Raw records ->
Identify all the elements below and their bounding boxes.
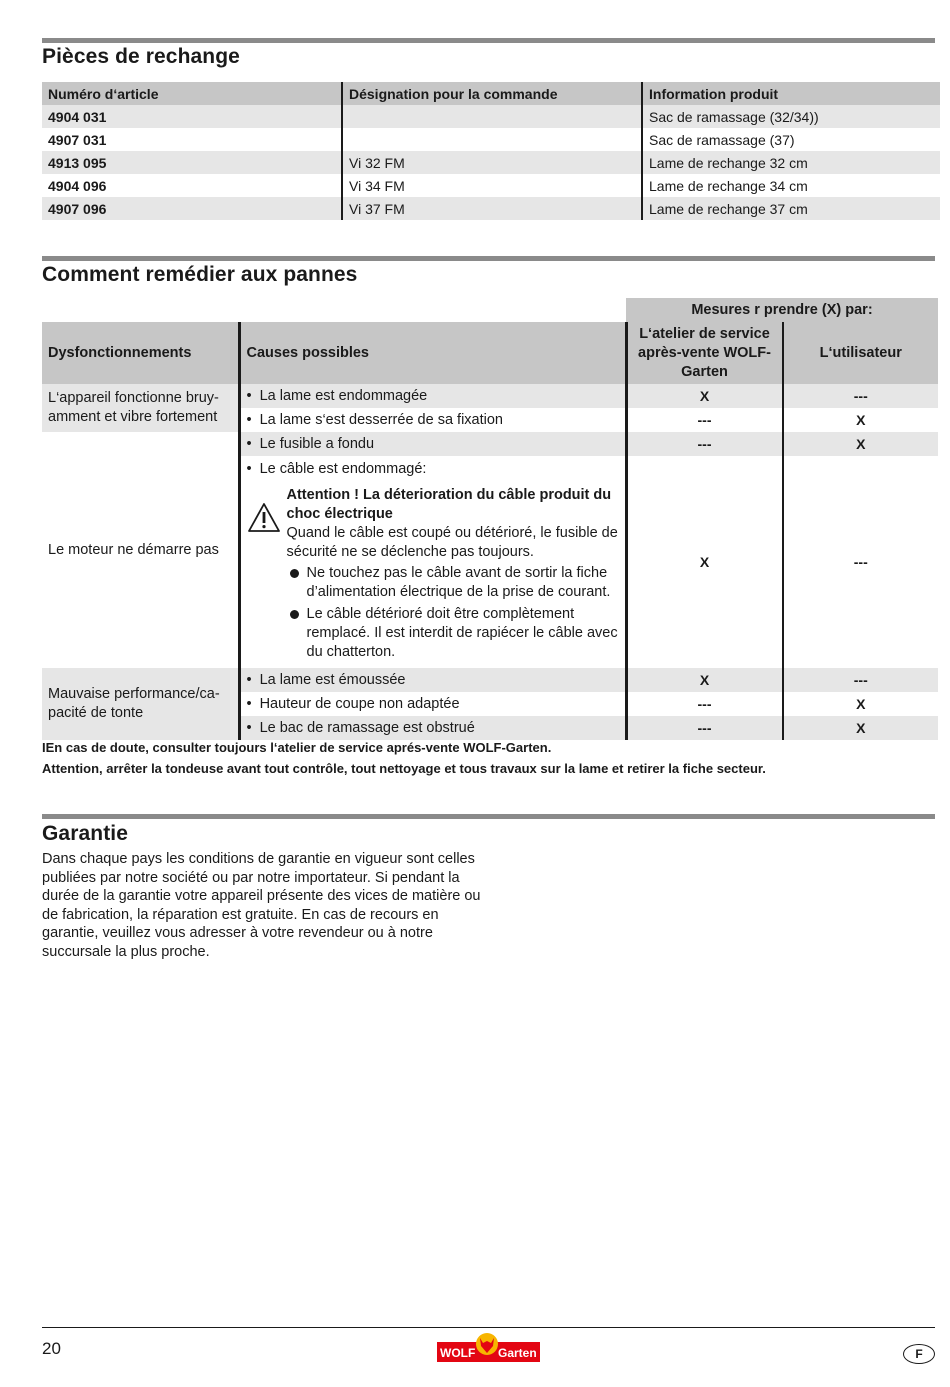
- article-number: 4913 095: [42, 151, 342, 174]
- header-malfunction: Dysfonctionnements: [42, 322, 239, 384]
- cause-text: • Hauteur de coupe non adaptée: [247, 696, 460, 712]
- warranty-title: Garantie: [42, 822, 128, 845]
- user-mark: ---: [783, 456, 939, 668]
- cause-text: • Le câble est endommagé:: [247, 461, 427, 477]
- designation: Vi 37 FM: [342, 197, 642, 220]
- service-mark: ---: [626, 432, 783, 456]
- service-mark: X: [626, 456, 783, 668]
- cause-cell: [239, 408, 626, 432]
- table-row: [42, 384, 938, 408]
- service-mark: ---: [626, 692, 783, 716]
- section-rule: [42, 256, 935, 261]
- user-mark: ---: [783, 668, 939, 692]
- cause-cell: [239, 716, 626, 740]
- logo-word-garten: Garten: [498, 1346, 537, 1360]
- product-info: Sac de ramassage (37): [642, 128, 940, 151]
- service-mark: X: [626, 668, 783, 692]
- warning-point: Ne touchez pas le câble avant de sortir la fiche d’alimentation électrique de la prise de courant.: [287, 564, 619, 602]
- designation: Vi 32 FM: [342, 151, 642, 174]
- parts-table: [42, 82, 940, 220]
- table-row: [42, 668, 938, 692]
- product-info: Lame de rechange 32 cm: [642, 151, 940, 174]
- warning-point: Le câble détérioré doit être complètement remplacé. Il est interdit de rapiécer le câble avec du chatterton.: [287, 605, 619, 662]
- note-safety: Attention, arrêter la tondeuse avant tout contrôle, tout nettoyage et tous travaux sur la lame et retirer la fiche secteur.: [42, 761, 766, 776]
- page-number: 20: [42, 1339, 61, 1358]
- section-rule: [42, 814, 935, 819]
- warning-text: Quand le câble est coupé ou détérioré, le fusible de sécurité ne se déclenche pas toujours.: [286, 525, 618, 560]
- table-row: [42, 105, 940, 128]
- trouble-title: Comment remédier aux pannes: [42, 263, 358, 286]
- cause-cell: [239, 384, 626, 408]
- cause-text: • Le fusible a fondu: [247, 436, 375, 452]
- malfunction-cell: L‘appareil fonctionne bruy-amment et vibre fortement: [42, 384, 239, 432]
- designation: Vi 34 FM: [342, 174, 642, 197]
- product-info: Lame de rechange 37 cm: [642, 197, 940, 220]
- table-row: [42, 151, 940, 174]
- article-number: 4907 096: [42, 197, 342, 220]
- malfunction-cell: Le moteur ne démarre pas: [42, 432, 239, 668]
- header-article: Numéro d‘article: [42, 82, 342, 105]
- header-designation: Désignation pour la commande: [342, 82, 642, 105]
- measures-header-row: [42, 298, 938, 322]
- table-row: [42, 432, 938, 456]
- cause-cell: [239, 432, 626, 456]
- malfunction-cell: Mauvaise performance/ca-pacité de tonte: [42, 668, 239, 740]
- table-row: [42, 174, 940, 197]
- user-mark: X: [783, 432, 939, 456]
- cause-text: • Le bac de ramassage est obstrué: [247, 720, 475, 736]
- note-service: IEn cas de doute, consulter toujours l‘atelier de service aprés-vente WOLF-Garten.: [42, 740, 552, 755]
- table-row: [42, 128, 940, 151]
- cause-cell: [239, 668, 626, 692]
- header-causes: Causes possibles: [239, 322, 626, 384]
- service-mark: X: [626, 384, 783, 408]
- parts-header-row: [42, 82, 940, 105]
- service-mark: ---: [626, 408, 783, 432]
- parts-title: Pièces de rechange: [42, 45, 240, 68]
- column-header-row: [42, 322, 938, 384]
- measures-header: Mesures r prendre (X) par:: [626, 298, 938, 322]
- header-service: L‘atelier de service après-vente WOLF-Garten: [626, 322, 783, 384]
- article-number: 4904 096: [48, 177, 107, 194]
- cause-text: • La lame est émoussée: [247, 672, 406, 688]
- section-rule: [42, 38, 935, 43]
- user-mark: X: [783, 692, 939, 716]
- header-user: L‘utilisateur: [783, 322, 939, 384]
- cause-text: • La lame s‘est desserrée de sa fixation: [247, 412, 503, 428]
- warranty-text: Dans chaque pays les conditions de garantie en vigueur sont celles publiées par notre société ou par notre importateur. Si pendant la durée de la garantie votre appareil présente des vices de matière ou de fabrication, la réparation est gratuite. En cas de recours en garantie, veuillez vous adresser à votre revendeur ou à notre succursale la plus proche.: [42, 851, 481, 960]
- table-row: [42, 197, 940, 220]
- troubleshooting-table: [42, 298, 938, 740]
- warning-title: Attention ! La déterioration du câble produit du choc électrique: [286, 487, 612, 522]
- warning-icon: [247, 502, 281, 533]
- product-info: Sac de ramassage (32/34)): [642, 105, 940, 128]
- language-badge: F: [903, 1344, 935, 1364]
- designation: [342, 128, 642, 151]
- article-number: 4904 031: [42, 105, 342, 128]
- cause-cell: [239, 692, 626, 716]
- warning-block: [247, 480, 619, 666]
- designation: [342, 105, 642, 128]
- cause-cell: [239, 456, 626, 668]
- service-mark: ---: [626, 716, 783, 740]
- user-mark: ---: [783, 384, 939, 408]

WHAT YOU ARE ASKED TO DO -> Rewrite the listing lines starting with the one containing "- article-number: 4913" and ending with the one containing "- parts-table: [42, 82, 940, 220]", changing "service-mark" to "service-flag" and keeping everything else the same. Return only those lines.

SOLUTION ->
- article-number: 4913 095: [42, 151, 342, 174]
- header-malfunction: Dysfonctionnements: [42, 322, 239, 384]
- cause-text: • Hauteur de coupe non adaptée: [247, 696, 460, 712]
- warranty-title: Garantie: [42, 822, 128, 845]
- user-mark: ---: [783, 456, 939, 668]
- cause-text: • Le câble est endommagé:: [247, 461, 427, 477]
- designation: Vi 37 FM: [342, 197, 642, 220]
- service-flag: ---: [626, 432, 783, 456]
- service-flag: X: [626, 456, 783, 668]
- cause-cell: [239, 408, 626, 432]
- table-row: [42, 384, 938, 408]
- service-flag: ---: [626, 692, 783, 716]
- section-rule: [42, 256, 935, 261]
- user-mark: ---: [783, 668, 939, 692]
- cause-cell: [239, 716, 626, 740]
- logo-word-garten: Garten: [498, 1346, 537, 1360]
- product-info: Sac de ramassage (37): [642, 128, 940, 151]
- service-flag: X: [626, 668, 783, 692]
- warning-point: Ne touchez pas le câble avant de sortir la fiche d’alimentation électrique de la prise de courant.: [287, 564, 619, 602]
- designation: Vi 32 FM: [342, 151, 642, 174]
- parts-table: [42, 82, 940, 220]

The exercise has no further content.